Stored items
--

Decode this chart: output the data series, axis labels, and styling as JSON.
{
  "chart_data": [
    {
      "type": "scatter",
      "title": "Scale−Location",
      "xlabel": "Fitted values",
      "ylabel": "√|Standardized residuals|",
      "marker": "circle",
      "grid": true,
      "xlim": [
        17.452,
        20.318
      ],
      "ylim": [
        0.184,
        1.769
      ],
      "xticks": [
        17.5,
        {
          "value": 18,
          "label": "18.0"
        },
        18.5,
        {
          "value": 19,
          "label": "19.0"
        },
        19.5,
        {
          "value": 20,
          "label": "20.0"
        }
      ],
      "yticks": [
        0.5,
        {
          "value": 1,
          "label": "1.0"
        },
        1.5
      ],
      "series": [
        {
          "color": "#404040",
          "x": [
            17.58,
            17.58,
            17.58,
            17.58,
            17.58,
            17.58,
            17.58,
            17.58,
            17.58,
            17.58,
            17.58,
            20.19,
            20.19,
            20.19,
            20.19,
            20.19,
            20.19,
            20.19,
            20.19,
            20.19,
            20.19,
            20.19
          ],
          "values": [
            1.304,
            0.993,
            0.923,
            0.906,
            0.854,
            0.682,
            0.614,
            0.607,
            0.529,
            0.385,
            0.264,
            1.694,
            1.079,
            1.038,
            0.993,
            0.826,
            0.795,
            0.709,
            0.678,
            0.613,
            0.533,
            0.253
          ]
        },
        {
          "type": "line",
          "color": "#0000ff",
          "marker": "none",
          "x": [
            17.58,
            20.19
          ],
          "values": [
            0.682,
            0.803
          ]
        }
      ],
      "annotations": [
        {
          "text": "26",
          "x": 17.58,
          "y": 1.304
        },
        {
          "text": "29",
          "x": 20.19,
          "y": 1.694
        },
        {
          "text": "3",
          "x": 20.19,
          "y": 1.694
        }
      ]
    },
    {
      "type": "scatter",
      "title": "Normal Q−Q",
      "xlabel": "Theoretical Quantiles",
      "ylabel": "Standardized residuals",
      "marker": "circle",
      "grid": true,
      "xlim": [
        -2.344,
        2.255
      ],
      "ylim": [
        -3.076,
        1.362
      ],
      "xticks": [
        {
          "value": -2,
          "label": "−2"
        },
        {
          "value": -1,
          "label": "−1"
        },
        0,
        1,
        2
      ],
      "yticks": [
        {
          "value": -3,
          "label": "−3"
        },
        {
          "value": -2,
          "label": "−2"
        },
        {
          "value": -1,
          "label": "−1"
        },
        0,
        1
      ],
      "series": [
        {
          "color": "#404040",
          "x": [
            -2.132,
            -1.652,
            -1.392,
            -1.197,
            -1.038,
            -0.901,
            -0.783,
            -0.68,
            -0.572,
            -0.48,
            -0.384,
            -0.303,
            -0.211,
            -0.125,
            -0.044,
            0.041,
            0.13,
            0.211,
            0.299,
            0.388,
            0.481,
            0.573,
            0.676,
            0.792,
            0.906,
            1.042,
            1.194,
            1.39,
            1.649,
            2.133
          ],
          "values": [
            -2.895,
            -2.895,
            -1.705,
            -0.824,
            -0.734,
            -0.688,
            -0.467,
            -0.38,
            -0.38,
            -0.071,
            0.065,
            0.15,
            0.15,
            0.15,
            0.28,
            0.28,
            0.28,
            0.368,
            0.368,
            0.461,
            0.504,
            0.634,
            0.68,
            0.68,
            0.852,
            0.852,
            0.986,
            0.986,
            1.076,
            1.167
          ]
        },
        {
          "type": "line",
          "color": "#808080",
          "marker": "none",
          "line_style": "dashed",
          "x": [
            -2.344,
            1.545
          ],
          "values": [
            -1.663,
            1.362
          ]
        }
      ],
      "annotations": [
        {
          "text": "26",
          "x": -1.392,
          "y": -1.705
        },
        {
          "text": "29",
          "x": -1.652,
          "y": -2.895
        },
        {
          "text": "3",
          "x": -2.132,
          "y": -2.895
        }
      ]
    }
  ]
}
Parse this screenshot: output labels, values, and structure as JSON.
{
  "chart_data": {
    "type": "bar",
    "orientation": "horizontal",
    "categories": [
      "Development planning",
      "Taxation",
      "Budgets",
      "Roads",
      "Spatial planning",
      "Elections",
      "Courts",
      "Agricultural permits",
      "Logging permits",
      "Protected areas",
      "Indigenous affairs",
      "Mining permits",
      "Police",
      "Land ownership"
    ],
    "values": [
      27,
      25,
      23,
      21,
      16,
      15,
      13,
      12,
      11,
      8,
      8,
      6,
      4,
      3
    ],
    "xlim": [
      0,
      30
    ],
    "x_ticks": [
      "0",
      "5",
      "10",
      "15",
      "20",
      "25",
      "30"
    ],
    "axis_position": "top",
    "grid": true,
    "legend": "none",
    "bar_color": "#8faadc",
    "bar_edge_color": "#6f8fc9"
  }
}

--

**EXERCISE BRIEF:** Could you quote the material above in full, exactly as it stands?

**EXERCISE RESULT:**
Decode this chart: output the data series, axis labels, and styling as JSON.
{
  "chart_data": [
    {
      "type": "scatter",
      "title": "Scale−Location",
      "xlabel": "Fitted values",
      "ylabel": "√|Standardized residuals|",
      "marker": "circle",
      "grid": true,
      "xlim": [
        17.452,
        20.318
      ],
      "ylim": [
        0.184,
        1.769
      ],
      "xticks": [
        17.5,
        {
          "value": 18,
          "label": "18.0"
        },
        18.5,
        {
          "value": 19,
          "label": "19.0"
        },
        19.5,
        {
          "value": 20,
          "label": "20.0"
        }
      ],
      "yticks": [
        0.5,
        {
          "value": 1,
          "label": "1.0"
        },
        1.5
      ],
      "series": [
        {
          "color": "#404040",
          "x": [
            17.58,
            17.58,
            17.58,
            17.58,
            17.58,
            17.58,
            17.58,
            17.58,
            17.58,
            17.58,
            17.58,
            20.19,
            20.19,
            20.19,
            20.19,
            20.19,
            20.19,
            20.19,
            20.19,
            20.19,
            20.19,
            20.19
          ],
          "values": [
            1.304,
            0.993,
            0.923,
            0.906,
            0.854,
            0.682,
            0.614,
            0.607,
            0.529,
            0.385,
            0.264,
            1.694,
            1.079,
            1.038,
            0.993,
            0.826,
            0.795,
            0.709,
            0.678,
            0.613,
            0.533,
            0.253
          ]
        },
        {
          "type": "line",
          "color": "#0000ff",
          "marker": "none",
          "x": [
            17.58,
            20.19
          ],
          "values": [
            0.682,
            0.803
          ]
        }
      ],
      "annotations": [
        {
          "text": "26",
          "x": 17.58,
          "y": 1.304
        },
        {
          "text": "29",
          "x": 20.19,
          "y": 1.694
        },
        {
          "text": "3",
          "x": 20.19,
          "y": 1.694
        }
      ]
    },
    {
      "type": "scatter",
      "title": "Normal Q−Q",
      "xlabel": "Theoretical Quantiles",
      "ylabel": "Standardized residuals",
      "marker": "circle",
      "grid": true,
      "xlim": [
        -2.344,
        2.255
      ],
      "ylim": [
        -3.076,
        1.362
      ],
      "xticks": [
        {
          "value": -2,
          "label": "−2"
        },
        {
          "value": -1,
          "label": "−1"
        },
        0,
        1,
        2
      ],
      "yticks": [
        {
          "value": -3,
          "label": "−3"
        },
        {
          "value": -2,
          "label": "−2"
        },
        {
          "value": -1,
          "label": "−1"
        },
        0,
        1
      ],
      "series": [
        {
          "color": "#404040",
          "x": [
            -2.132,
            -1.652,
            -1.392,
            -1.197,
            -1.038,
            -0.901,
            -0.783,
            -0.68,
            -0.572,
            -0.48,
            -0.384,
            -0.303,
            -0.211,
            -0.125,
            -0.044,
            0.041,
            0.13,
            0.211,
            0.299,
            0.388,
            0.481,
            0.573,
            0.676,
            0.792,
            0.906,
            1.042,
            1.194,
            1.39,
            1.649,
            2.133
          ],
          "values": [
            -2.895,
            -2.895,
            -1.705,
            -0.824,
            -0.734,
            -0.688,
            -0.467,
            -0.38,
            -0.38,
            -0.071,
            0.065,
            0.15,
            0.15,
            0.15,
            0.28,
            0.28,
            0.28,
            0.368,
            0.368,
            0.461,
            0.504,
            0.634,
            0.68,
            0.68,
            0.852,
            0.852,
            0.986,
            0.986,
            1.076,
            1.167
          ]
        },
        {
          "type": "line",
          "color": "#808080",
          "marker": "none",
          "line_style": "dashed",
          "x": [
            -2.344,
            1.545
          ],
          "values": [
            -1.663,
            1.362
          ]
        }
      ],
      "annotations": [
        {
          "text": "26",
          "x": -1.392,
          "y": -1.705
        },
        {
          "text": "29",
          "x": -1.652,
          "y": -2.895
        },
        {
          "text": "3",
          "x": -2.132,
          "y": -2.895
        }
      ]
    }
  ]
}
Parse this screenshot: output labels, values, and structure as JSON.
{
  "chart_data": {
    "type": "bar",
    "orientation": "horizontal",
    "categories": [
      "Development planning",
      "Taxation",
      "Budgets",
      "Roads",
      "Spatial planning",
      "Elections",
      "Courts",
      "Agricultural permits",
      "Logging permits",
      "Protected areas",
      "Indigenous affairs",
      "Mining permits",
      "Police",
      "Land ownership"
    ],
    "values": [
      27,
      25,
      23,
      21,
      16,
      15,
      13,
      12,
      11,
      8,
      8,
      6,
      4,
      3
    ],
    "xlim": [
      0,
      30
    ],
    "x_ticks": [
      "0",
      "5",
      "10",
      "15",
      "20",
      "25",
      "30"
    ],
    "axis_position": "top",
    "grid": true,
    "legend": "none",
    "bar_color": "#8faadc",
    "bar_edge_color": "#6f8fc9"
  }
}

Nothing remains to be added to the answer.